## Supplied records:
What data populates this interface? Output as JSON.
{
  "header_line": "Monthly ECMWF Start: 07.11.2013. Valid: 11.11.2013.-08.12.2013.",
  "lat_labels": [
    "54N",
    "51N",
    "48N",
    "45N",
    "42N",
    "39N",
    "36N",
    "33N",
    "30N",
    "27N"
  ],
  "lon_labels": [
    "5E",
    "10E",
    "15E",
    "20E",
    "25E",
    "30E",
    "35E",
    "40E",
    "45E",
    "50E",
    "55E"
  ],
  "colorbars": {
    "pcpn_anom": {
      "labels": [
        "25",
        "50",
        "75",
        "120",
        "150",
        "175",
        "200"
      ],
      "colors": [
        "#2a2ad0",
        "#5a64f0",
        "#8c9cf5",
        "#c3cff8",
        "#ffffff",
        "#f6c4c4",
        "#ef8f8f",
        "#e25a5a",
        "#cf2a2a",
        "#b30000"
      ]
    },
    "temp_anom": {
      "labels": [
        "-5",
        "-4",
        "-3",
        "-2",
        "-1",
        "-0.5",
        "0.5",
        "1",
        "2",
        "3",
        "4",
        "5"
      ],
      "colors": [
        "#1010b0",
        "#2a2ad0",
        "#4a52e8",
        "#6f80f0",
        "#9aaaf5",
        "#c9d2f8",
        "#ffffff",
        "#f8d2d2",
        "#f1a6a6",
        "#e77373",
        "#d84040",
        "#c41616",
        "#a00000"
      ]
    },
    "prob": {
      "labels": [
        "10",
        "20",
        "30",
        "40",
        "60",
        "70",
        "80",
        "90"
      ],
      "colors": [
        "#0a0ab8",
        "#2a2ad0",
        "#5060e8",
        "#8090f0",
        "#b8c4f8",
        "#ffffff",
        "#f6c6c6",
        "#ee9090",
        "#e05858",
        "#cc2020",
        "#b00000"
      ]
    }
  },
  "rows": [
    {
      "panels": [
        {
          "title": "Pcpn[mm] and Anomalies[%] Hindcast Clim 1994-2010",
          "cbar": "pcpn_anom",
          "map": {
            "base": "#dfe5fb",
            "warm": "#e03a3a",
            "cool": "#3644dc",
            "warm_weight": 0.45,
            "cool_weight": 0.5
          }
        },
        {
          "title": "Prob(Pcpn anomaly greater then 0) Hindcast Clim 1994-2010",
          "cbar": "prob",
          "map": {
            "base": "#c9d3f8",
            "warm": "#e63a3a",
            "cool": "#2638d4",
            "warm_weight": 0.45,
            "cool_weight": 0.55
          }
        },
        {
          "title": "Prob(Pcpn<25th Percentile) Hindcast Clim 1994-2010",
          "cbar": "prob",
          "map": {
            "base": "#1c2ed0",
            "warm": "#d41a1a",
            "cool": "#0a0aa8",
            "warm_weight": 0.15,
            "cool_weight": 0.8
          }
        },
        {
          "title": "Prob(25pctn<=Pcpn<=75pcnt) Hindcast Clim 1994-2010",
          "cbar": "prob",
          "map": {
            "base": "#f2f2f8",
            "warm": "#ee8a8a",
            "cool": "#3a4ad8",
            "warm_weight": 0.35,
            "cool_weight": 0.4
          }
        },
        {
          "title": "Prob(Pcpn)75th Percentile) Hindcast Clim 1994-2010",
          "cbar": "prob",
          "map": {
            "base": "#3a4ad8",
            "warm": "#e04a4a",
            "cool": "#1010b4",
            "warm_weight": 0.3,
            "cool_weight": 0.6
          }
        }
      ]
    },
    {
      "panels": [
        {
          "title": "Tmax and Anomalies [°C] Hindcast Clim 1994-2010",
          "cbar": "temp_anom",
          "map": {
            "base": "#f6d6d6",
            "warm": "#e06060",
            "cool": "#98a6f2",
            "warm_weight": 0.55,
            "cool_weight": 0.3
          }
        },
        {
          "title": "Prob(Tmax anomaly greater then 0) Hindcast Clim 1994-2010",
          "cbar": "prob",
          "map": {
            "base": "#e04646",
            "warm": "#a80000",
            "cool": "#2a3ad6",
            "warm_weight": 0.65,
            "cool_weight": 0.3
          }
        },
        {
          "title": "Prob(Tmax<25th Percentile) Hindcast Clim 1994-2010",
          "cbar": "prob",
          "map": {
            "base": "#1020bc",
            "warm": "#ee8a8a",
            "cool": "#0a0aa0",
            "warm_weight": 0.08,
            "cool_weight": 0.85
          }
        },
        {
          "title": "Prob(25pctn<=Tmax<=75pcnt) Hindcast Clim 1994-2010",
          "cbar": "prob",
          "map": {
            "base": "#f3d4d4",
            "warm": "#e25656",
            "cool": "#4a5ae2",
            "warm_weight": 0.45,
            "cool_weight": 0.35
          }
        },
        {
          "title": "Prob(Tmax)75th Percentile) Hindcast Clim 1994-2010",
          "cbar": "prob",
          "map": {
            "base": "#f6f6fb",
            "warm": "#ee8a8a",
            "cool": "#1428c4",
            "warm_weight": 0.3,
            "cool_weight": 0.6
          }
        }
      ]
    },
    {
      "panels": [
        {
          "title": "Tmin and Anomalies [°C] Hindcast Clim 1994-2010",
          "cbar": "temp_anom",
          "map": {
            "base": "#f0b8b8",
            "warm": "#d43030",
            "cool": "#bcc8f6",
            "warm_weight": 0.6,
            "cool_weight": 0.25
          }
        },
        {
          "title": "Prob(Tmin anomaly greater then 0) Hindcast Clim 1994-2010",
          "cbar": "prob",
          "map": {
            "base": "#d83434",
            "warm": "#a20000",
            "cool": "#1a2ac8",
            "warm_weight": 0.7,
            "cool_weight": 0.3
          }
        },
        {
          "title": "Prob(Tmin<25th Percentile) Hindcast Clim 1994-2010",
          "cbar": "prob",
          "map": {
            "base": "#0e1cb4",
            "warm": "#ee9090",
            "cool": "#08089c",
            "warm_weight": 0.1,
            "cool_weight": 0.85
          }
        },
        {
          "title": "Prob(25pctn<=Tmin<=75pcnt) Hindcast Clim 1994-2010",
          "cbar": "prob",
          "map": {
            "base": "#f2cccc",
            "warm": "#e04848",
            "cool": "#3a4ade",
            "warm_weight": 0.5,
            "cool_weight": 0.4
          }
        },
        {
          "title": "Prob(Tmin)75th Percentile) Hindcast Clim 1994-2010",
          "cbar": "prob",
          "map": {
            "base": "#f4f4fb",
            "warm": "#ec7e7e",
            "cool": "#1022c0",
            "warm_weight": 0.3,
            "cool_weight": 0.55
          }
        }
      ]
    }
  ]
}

## Aim:
Where a line of the data holds "Tmin", show that line.

## Answer:
          "title": "Tmin and Anomalies [°C] Hindcast Clim 1994-2010",
          "title": "Prob(Tmin anomaly greater then 0) Hindcast Clim 1994-2010",
          "title": "Prob(Tmin<25th Percentile) Hindcast Clim 1994-2010",
          "title": "Prob(25pctn<=Tmin<=75pcnt) Hindcast Clim 1994-2010",
          "title": "Prob(Tmin)75th Percentile) Hindcast Clim 1994-2010",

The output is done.